◆ Objective
Scan the records for the word "أحمد". Copy each line that includes it.

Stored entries

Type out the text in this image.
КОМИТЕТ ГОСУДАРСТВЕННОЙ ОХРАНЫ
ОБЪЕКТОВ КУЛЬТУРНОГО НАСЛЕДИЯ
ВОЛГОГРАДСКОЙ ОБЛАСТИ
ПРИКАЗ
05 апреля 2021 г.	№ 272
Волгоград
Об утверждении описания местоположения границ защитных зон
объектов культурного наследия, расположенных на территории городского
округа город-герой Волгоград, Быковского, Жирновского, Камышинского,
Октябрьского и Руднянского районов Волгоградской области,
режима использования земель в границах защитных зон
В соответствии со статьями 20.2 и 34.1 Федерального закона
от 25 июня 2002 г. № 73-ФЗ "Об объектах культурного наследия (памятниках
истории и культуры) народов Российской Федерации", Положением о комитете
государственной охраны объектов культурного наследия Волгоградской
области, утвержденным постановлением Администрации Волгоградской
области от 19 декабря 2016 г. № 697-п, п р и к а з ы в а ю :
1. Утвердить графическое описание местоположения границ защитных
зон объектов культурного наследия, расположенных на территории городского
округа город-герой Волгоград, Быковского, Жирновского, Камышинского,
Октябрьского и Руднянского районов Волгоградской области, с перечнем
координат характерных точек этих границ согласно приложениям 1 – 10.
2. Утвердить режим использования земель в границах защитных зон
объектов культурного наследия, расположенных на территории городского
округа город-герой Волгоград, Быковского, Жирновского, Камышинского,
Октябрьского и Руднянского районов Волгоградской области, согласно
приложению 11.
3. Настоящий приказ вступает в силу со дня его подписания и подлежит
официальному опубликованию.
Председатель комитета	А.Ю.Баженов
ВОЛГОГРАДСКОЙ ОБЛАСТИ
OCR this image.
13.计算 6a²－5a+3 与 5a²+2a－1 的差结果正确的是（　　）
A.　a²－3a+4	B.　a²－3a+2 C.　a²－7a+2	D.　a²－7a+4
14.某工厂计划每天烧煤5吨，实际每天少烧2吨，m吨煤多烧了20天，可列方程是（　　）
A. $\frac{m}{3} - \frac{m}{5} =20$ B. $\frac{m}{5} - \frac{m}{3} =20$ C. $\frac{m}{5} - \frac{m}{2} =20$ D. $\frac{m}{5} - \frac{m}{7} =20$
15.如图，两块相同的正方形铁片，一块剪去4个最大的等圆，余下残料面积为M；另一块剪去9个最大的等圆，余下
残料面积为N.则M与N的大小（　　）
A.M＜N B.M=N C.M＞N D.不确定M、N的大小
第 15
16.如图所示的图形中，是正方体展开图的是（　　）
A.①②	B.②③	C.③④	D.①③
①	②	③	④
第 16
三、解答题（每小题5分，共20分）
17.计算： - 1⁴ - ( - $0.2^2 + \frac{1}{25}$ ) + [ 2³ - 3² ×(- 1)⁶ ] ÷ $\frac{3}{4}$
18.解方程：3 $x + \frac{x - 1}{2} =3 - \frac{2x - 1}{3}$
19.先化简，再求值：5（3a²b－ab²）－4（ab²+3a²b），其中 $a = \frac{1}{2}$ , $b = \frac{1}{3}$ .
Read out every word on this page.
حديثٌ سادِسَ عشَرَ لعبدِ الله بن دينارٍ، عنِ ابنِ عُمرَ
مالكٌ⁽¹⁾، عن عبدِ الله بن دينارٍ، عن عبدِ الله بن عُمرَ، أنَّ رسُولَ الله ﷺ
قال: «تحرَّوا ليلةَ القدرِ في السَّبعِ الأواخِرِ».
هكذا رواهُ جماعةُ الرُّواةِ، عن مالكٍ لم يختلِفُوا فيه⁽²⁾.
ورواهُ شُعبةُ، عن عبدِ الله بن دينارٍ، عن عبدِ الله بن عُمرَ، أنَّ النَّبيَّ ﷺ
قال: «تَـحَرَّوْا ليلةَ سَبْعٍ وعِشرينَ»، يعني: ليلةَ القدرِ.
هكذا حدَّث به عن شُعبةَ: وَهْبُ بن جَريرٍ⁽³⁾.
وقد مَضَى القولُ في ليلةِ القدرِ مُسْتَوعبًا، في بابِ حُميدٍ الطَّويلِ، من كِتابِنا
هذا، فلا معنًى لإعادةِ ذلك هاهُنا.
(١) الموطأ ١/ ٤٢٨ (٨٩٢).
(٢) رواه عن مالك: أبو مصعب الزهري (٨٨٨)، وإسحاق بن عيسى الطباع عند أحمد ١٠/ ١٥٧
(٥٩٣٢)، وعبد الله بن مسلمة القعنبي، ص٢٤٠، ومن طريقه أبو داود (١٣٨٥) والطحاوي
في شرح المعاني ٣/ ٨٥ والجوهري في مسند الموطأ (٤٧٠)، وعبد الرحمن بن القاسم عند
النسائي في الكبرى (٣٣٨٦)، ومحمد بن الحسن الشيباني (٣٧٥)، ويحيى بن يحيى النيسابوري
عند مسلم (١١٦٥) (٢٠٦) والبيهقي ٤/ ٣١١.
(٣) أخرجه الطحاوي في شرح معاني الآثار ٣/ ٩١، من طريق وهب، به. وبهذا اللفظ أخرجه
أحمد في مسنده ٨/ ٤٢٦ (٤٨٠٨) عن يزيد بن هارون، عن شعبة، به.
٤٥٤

◆ Exercise answer
(٢) رواه عن مالك: أبو مصعب الزهري (٨٨٨)، وإسحاق بن عيسى الطباع عند أحمد ١٠/ ١٥٧
أحمد في مسنده ٨/ ٤٢٦ (٤٨٠٨) عن يزيد بن هارون، عن شعبة، به.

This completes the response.